EXERCISE DESCRIPTION: Extract the lines from the line with "likes-connector: ve — [457, 380, 466, 389]" to the line with "caption-line-1: Efe, içimizi", both included, and repeat them with no changes.

DATA EXTRACT:
## START

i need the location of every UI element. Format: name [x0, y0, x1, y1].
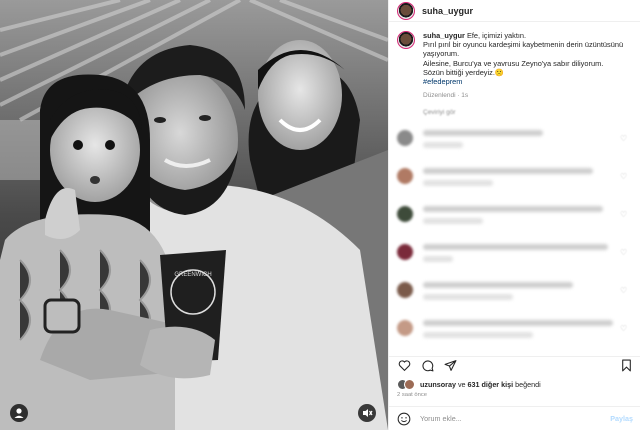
likes-connector: ve — [457, 380, 466, 389]
blurred-comment-meta — [423, 142, 463, 149]
comment-composer: Paylaş — [389, 406, 640, 430]
post-header: suha_uygur — [389, 0, 640, 22]
comment-input[interactable] — [420, 414, 611, 423]
share-icon — [444, 360, 456, 371]
blurred-comment-meta — [423, 218, 483, 225]
mute-icon — [363, 409, 373, 417]
share-button[interactable] — [443, 359, 457, 373]
blurred-comment-text — [423, 130, 543, 137]
blurred-comment-text — [423, 206, 603, 213]
blurred-comment-text — [423, 168, 593, 175]
avatar[interactable] — [397, 130, 413, 147]
list-item: ♡ — [397, 272, 632, 310]
list-item: ♡ — [397, 120, 632, 158]
avatar[interactable] — [397, 168, 413, 185]
caption-line-2: Pırıl pırıl bir oyuncu kardeşimi kaybetm… — [423, 40, 624, 59]
post-timestamp[interactable]: 2 saat önce — [397, 392, 427, 398]
blurred-comment-meta — [423, 256, 453, 263]
mute-button[interactable] — [358, 404, 376, 422]
caption-line-1: Efe, içimizi yaktın. — [466, 31, 527, 40]
comment-like-icon[interactable]: ♡ — [620, 286, 628, 295]
list-item: ♡ — [397, 234, 632, 272]
like-button[interactable] — [397, 359, 411, 373]
list-item: ♡ — [397, 196, 632, 234]
caption-line-4: Sözün bittiği yerdeyiz. — [423, 67, 495, 77]
author-username[interactable]: suha_uygur — [422, 6, 473, 16]
comment-like-icon[interactable]: ♡ — [620, 210, 628, 219]
heart-icon — [398, 360, 410, 372]
comment-like-icon[interactable]: ♡ — [620, 324, 628, 333]
avatar[interactable] — [397, 320, 413, 337]
post-sidebar: suha_uygur suha_uygur Efe, içimizi yaktı… — [388, 0, 640, 430]
blurred-comment-meta — [423, 332, 533, 339]
caption-text-block: suha_uygur Efe, içimizi yaktın. Pırıl pı… — [423, 31, 632, 100]
cup-brand-text: GREENWICH — [174, 272, 211, 278]
caption-emoji: 🙁 — [494, 67, 505, 77]
user-tag-icon — [14, 408, 24, 418]
avatar[interactable] — [404, 379, 415, 390]
comment-icon — [421, 360, 433, 372]
comment-like-icon[interactable]: ♡ — [620, 248, 628, 257]
bookmark-icon — [621, 359, 631, 372]
caption-username[interactable]: suha_uygur — [423, 31, 465, 40]
action-bar — [389, 356, 640, 374]
author-avatar[interactable] — [397, 1, 415, 20]
comment-like-icon[interactable]: ♡ — [620, 134, 628, 143]
likes-summary: uzunsoray ve 631 diğer kişi beğendi — [397, 379, 541, 390]
blurred-comment-text — [423, 282, 573, 289]
edited-timestamp: Düzenlendi · 1s — [423, 92, 469, 100]
avatar[interactable] — [397, 244, 413, 261]
post-caption: suha_uygur Efe, içimizi yaktın. Pırıl pı… — [389, 22, 640, 100]
save-button[interactable] — [619, 359, 633, 373]
avatar[interactable] — [397, 282, 413, 299]
liker-username[interactable]: uzunsoray — [420, 380, 456, 389]
post-comment-button[interactable]: Paylaş — [610, 414, 633, 423]
caption-author-avatar[interactable] — [397, 31, 415, 49]
blurred-comment-text — [423, 244, 608, 251]
likes-suffix: beğendi — [515, 380, 541, 389]
translate-link[interactable]: Çeviriyi gör — [389, 100, 640, 116]
comment-button[interactable] — [420, 359, 434, 373]
avatar[interactable] — [397, 206, 413, 223]
comment-like-icon[interactable]: ♡ — [620, 172, 628, 181]
list-item: ♡ — [397, 310, 632, 348]
list-item: ♡ — [397, 158, 632, 196]
comment-list: ♡ ♡ ♡ ♡ ♡ ♡ — [389, 116, 640, 348]
blurred-comment-meta — [423, 294, 513, 301]
instagram-post-modal: GREENWICH suha_uygur suha_uygur Efe, içi… — [0, 0, 640, 430]
photo-illustration: GREENWICH — [0, 0, 388, 430]
caption-line-3: Ailesine, Burcu'ya ve yavrusu Zeyno'ya s… — [423, 58, 604, 68]
smiley-icon[interactable] — [397, 412, 411, 426]
post-photo[interactable]: GREENWICH — [0, 0, 388, 430]
blurred-comment-meta — [423, 180, 493, 187]
user-tag-button[interactable] — [10, 404, 28, 422]
hashtag-link[interactable]: #efedeprem — [423, 77, 632, 86]
blurred-comment-text — [423, 320, 613, 327]
likes-others-link[interactable]: 631 diğer kişi — [468, 380, 514, 389]
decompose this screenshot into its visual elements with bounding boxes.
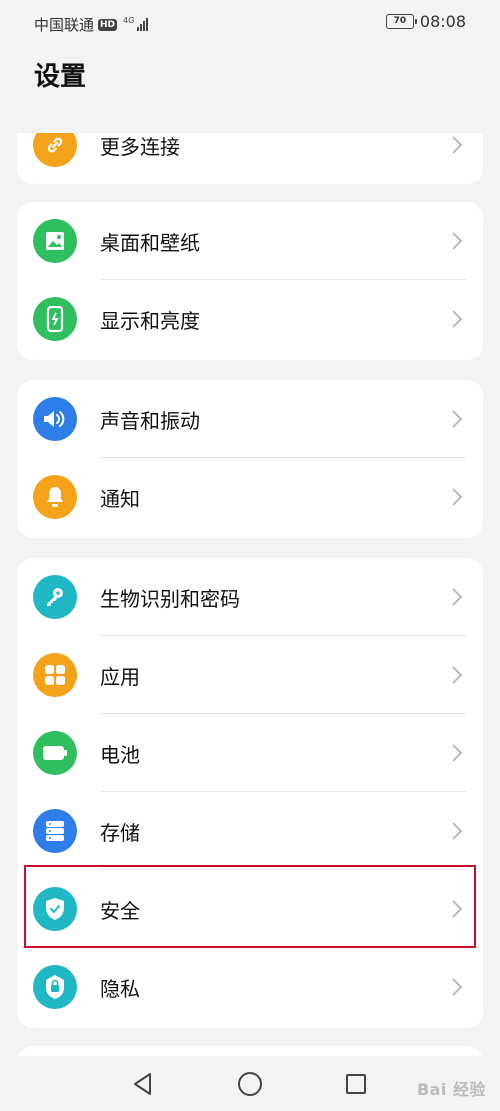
settings-item-label: 桌面和壁纸: [100, 230, 200, 255]
settings-item-label: 隐私: [100, 976, 140, 1001]
chevron-right-icon: [452, 822, 463, 840]
settings-group-system: 生物识别和密码 应用 电池 存储 安全 隐私: [17, 558, 483, 1028]
settings-item-sound[interactable]: 声音和振动: [17, 380, 483, 458]
signal-icon: 4G: [123, 16, 149, 31]
home-button[interactable]: [230, 1064, 270, 1104]
clock: 08:08: [419, 12, 466, 31]
navigation-bar: Bai 经验: [0, 1056, 500, 1111]
settings-item-battery[interactable]: 电池: [17, 714, 483, 792]
chevron-right-icon: [452, 310, 463, 328]
recents-button[interactable]: [336, 1064, 376, 1104]
settings-item-label: 显示和亮度: [100, 308, 200, 333]
settings-group-sound: 声音和振动 通知: [17, 380, 483, 538]
hd-badge: HD: [98, 18, 118, 31]
chevron-right-icon: [452, 666, 463, 684]
back-triangle-icon: [134, 1073, 151, 1095]
chevron-right-icon: [452, 744, 463, 762]
back-button[interactable]: [123, 1064, 163, 1104]
right-status: 70 08:08: [385, 12, 466, 31]
settings-group-display: 桌面和壁纸 显示和亮度: [17, 202, 483, 360]
carrier-name: 中国联通: [34, 16, 95, 34]
chevron-right-icon: [452, 136, 463, 154]
battery-icon: 70: [385, 14, 417, 29]
settings-item-label: 更多连接: [100, 134, 180, 159]
display-icon: [33, 297, 77, 341]
settings-item-display[interactable]: 显示和亮度: [17, 280, 483, 358]
settings-item-label: 存储: [100, 820, 140, 845]
chevron-right-icon: [452, 488, 463, 506]
highlight-box: [24, 865, 476, 948]
settings-item-privacy[interactable]: 隐私: [17, 948, 483, 1026]
settings-item-label: 生物识别和密码: [100, 586, 240, 611]
chevron-right-icon: [452, 588, 463, 606]
bell-icon: [33, 475, 77, 519]
settings-item-biometrics[interactable]: 生物识别和密码: [17, 558, 483, 636]
chevron-right-icon: [452, 232, 463, 250]
settings-item-more-connections[interactable]: 更多连接: [17, 133, 483, 184]
home-circle-icon: [238, 1072, 262, 1096]
apps-icon: [33, 653, 77, 697]
battery-icon: [33, 731, 77, 775]
carrier-info: 中国联通 HD 4G: [34, 14, 149, 35]
settings-item-label: 通知: [100, 486, 140, 511]
settings-item-storage[interactable]: 存储: [17, 792, 483, 870]
chevron-right-icon: [452, 410, 463, 428]
privacy-lock-icon: [33, 965, 77, 1009]
settings-item-label: 应用: [100, 664, 140, 689]
key-icon: [33, 575, 77, 619]
page-title: 设置: [34, 62, 87, 92]
sound-icon: [33, 397, 77, 441]
settings-item-apps[interactable]: 应用: [17, 636, 483, 714]
chevron-right-icon: [452, 978, 463, 996]
status-bar: 中国联通 HD 4G 70 08:08: [0, 0, 500, 48]
link-icon: [33, 133, 77, 167]
settings-item-notifications[interactable]: 通知: [17, 458, 483, 536]
storage-icon: [33, 809, 77, 853]
watermark: Bai 经验: [416, 1080, 486, 1099]
settings-item-label: 声音和振动: [100, 408, 200, 433]
network-type: 4G: [123, 16, 135, 25]
settings-group-connections: 更多连接: [17, 133, 483, 184]
wallpaper-icon: [33, 219, 77, 263]
settings-item-label: 电池: [100, 742, 140, 767]
recents-square-icon: [346, 1074, 366, 1094]
settings-item-wallpaper[interactable]: 桌面和壁纸: [17, 202, 483, 280]
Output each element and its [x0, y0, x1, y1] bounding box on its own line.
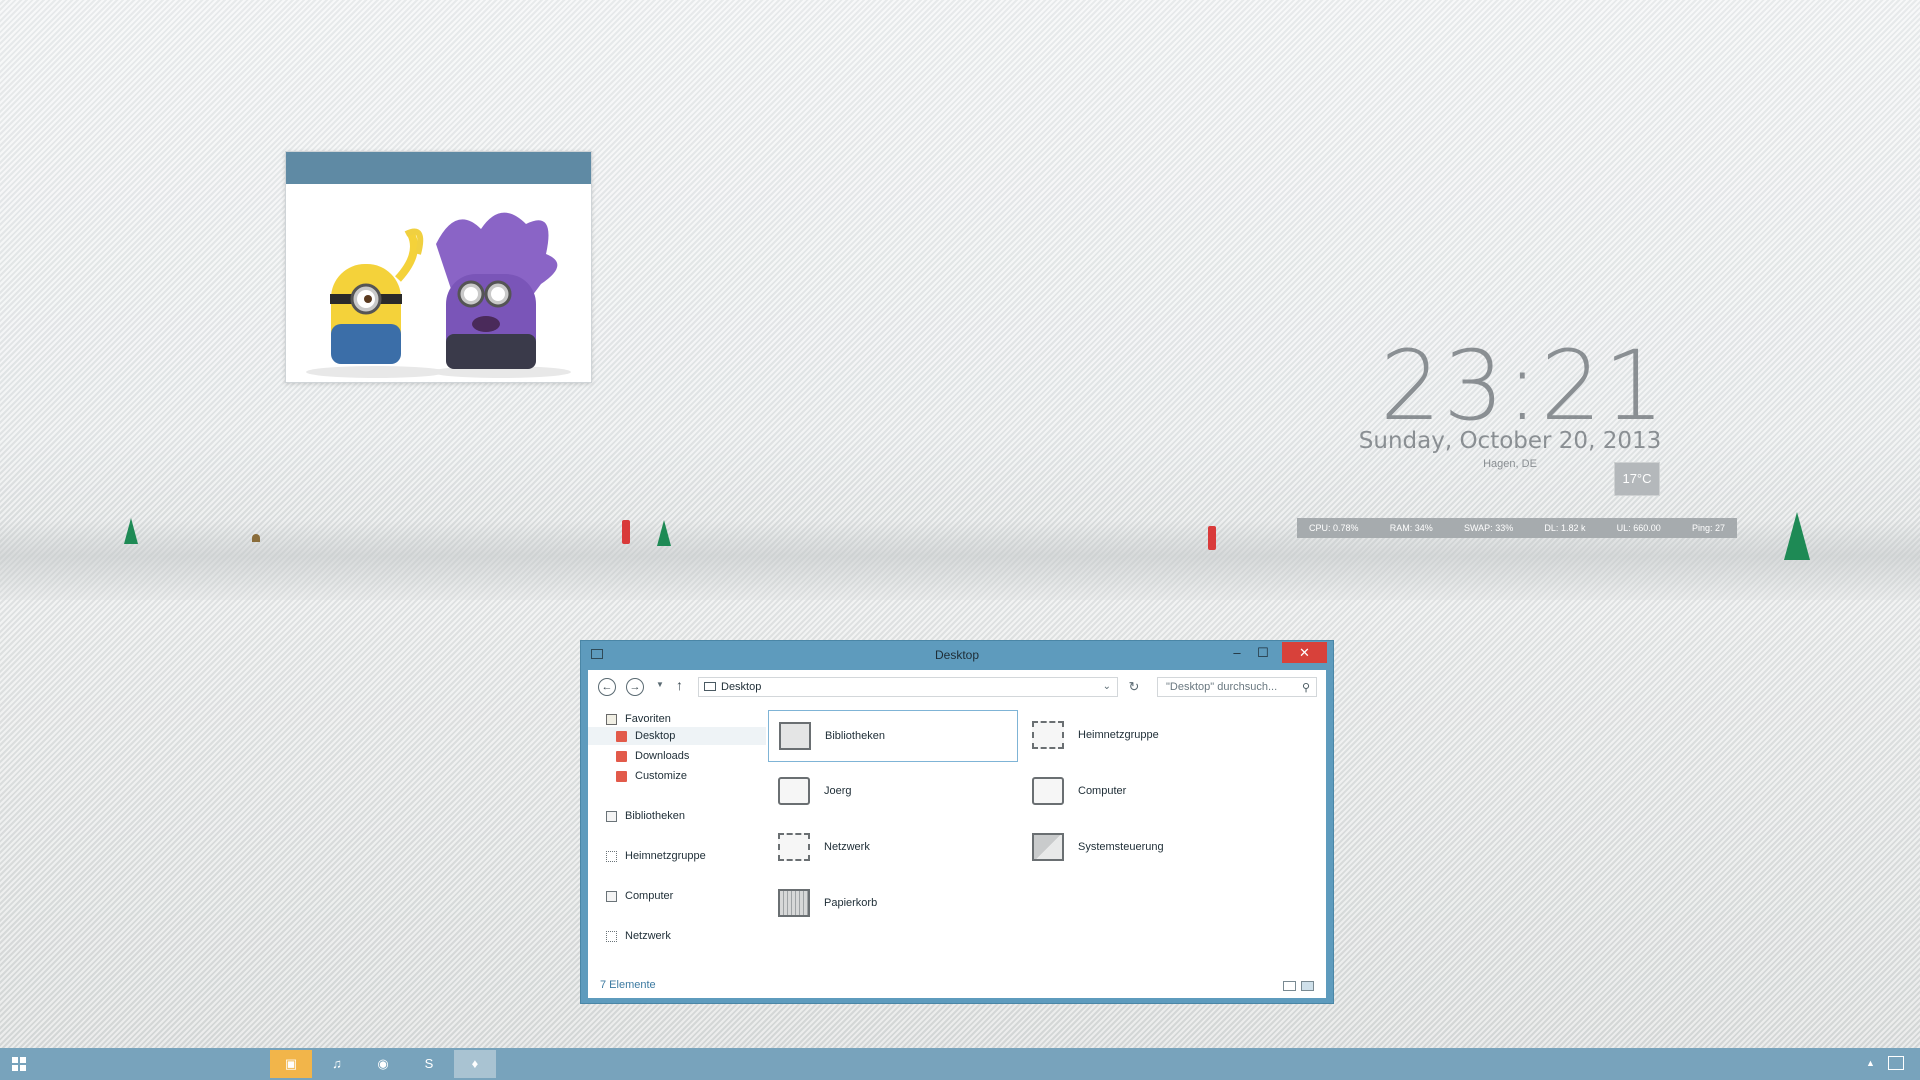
- homegroup-icon: [1032, 721, 1064, 749]
- search-placeholder: "Desktop" durchsuch...: [1166, 681, 1278, 693]
- address-bar[interactable]: Desktop ⌄: [698, 677, 1118, 697]
- system-stats-bar: CPU: 0.78% RAM: 34% SWAP: 33% DL: 1.82 k…: [1297, 518, 1737, 538]
- temperature-badge: 17°C: [1614, 462, 1660, 496]
- show-hidden-icons-button[interactable]: ▲: [1866, 1058, 1875, 1068]
- stat-ram: RAM: 34%: [1389, 523, 1433, 533]
- chevron-down-icon[interactable]: ⌄: [1103, 678, 1111, 696]
- stat-download: DL: 1.82 k: [1544, 523, 1586, 533]
- stat-swap: SWAP: 33%: [1464, 523, 1514, 533]
- skype-icon: S: [424, 1056, 434, 1071]
- computer-icon: [606, 890, 617, 902]
- photo-widget-header: [286, 152, 591, 184]
- red-buoy: [622, 520, 630, 544]
- network-icon: [778, 833, 810, 861]
- desktop-icon: [704, 682, 716, 691]
- sidebar-item-favorites[interactable]: Favoriten: [606, 710, 671, 728]
- minimize-button[interactable]: –: [1224, 642, 1250, 663]
- control-panel-icon: [1032, 833, 1064, 861]
- sidebar-item-homegroup[interactable]: Heimnetzgruppe: [606, 847, 706, 865]
- sidebar-item-customize[interactable]: Customize: [616, 767, 687, 785]
- close-button[interactable]: ✕: [1282, 642, 1327, 663]
- file-view: Bibliotheken Heimnetzgruppe Joerg Comput…: [768, 710, 1316, 970]
- user-folder-icon: [778, 777, 810, 805]
- forward-button[interactable]: →: [626, 678, 644, 696]
- address-text: Desktop: [721, 681, 762, 693]
- taskbar-droplet-app[interactable]: ♦: [454, 1050, 496, 1078]
- red-buoy: [1208, 526, 1216, 550]
- computer-icon: [1032, 777, 1064, 805]
- customize-icon: [616, 770, 627, 782]
- up-button[interactable]: ↑: [676, 677, 683, 693]
- item-network[interactable]: Netzwerk: [768, 822, 1018, 874]
- network-tray-icon[interactable]: [1888, 1056, 1904, 1070]
- taskbar-skype[interactable]: S: [408, 1050, 450, 1078]
- photo-widget[interactable]: [285, 151, 592, 383]
- clock-date: Sunday, October 20, 2013: [1358, 428, 1662, 454]
- stat-cpu: CPU: 0.78%: [1309, 523, 1359, 533]
- sidebar-item-downloads[interactable]: Downloads: [616, 747, 689, 765]
- item-homegroup[interactable]: Heimnetzgruppe: [1022, 710, 1272, 762]
- taskbar-file-explorer[interactable]: ▣: [270, 1050, 312, 1078]
- refresh-button[interactable]: ↻: [1124, 677, 1144, 697]
- status-bar: 7 Elemente: [588, 974, 1326, 996]
- network-icon: [606, 930, 617, 942]
- item-user-joerg[interactable]: Joerg: [768, 766, 1018, 818]
- music-player-icon: ♫: [332, 1056, 342, 1071]
- green-buoy-large: [1784, 512, 1810, 560]
- minions-photo: [286, 184, 591, 382]
- library-icon: [779, 722, 811, 750]
- recent-locations-dropdown[interactable]: ▼: [656, 680, 664, 689]
- recycle-bin-icon: [778, 889, 810, 917]
- back-button[interactable]: ←: [598, 678, 616, 696]
- item-recycle-bin[interactable]: Papierkorb: [768, 878, 1018, 930]
- green-buoy: [124, 518, 138, 544]
- green-buoy: [657, 520, 671, 546]
- navigation-bar: ← → ▼ ↑ Desktop ⌄ ↻ "Desktop" durchsuch.…: [588, 670, 1326, 704]
- explorer-window[interactable]: Desktop – ☐ ✕ ← → ▼ ↑ Desktop ⌄ ↻ "Deskt…: [580, 640, 1334, 1004]
- stat-upload: UL: 660.00: [1616, 523, 1661, 533]
- weather-location: Hagen, DE: [1483, 458, 1537, 470]
- desktop-icon: [616, 730, 627, 742]
- taskbar-music-player[interactable]: ♫: [316, 1050, 358, 1078]
- homegroup-icon: [606, 850, 617, 862]
- taskbar: ▣ ♫ ◉ S ♦ ▲: [0, 1048, 1920, 1080]
- firefox-icon: ◉: [377, 1056, 389, 1071]
- sidebar-item-network[interactable]: Netzwerk: [606, 927, 671, 945]
- navigation-pane: Favoriten Desktop Downloads Customize Bi…: [588, 710, 768, 970]
- taskbar-firefox[interactable]: ◉: [362, 1050, 404, 1078]
- maximize-button[interactable]: ☐: [1250, 642, 1276, 663]
- item-computer[interactable]: Computer: [1022, 766, 1272, 818]
- droplet-icon: ♦: [471, 1056, 479, 1071]
- explorer-body: ← → ▼ ↑ Desktop ⌄ ↻ "Desktop" durchsuch.…: [588, 670, 1326, 998]
- file-explorer-icon: ▣: [284, 1056, 298, 1071]
- start-button[interactable]: [12, 1057, 26, 1071]
- details-view-button[interactable]: [1283, 981, 1296, 991]
- sidebar-item-desktop[interactable]: Desktop: [588, 727, 766, 745]
- sidebar-item-libraries[interactable]: Bibliotheken: [606, 807, 685, 825]
- sidebar-item-computer[interactable]: Computer: [606, 887, 673, 905]
- library-icon: [606, 810, 617, 822]
- downloads-icon: [616, 750, 627, 762]
- stat-ping: Ping: 27: [1691, 523, 1725, 533]
- clock-time: 23:21: [1380, 330, 1667, 442]
- item-control-panel[interactable]: Systemsteuerung: [1022, 822, 1272, 874]
- item-count: 7 Elemente: [600, 979, 656, 991]
- small-buoy: [252, 534, 260, 542]
- tiles-view-button[interactable]: [1301, 981, 1314, 991]
- search-icon[interactable]: ⚲: [1302, 679, 1310, 697]
- favorites-icon: [606, 713, 617, 725]
- search-input[interactable]: "Desktop" durchsuch... ⚲: [1157, 677, 1317, 697]
- window-title: Desktop: [934, 648, 980, 662]
- item-libraries[interactable]: Bibliotheken: [768, 710, 1018, 762]
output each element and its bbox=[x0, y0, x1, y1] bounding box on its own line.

## END

TASK RESPONSE:
likes-connector: ve — [457, 380, 466, 389]
blurred-comment-meta — [423, 142, 463, 149]
comment-composer: Paylaş — [389, 406, 640, 430]
post-header: suha_uygur — [389, 0, 640, 22]
comment-input[interactable] — [420, 414, 611, 423]
share-icon — [444, 360, 456, 371]
blurred-comment-meta — [423, 218, 483, 225]
mute-icon — [363, 409, 373, 417]
share-button[interactable] — [443, 359, 457, 373]
blurred-comment-text — [423, 130, 543, 137]
blurred-comment-text — [423, 206, 603, 213]
blurred-comment-text — [423, 168, 593, 175]
avatar[interactable] — [397, 130, 413, 147]
list-item: ♡ — [397, 272, 632, 310]
list-item: ♡ — [397, 120, 632, 158]
avatar[interactable] — [397, 168, 413, 185]
caption-line-2: Pırıl pırıl bir oyuncu kardeşimi kaybetm… — [423, 40, 624, 59]
post-timestamp[interactable]: 2 saat önce — [397, 392, 427, 398]
blurred-comment-meta — [423, 256, 453, 263]
mute-button[interactable] — [358, 404, 376, 422]
caption-line-1: Efe, içimizi yaktın. — [466, 31, 527, 40]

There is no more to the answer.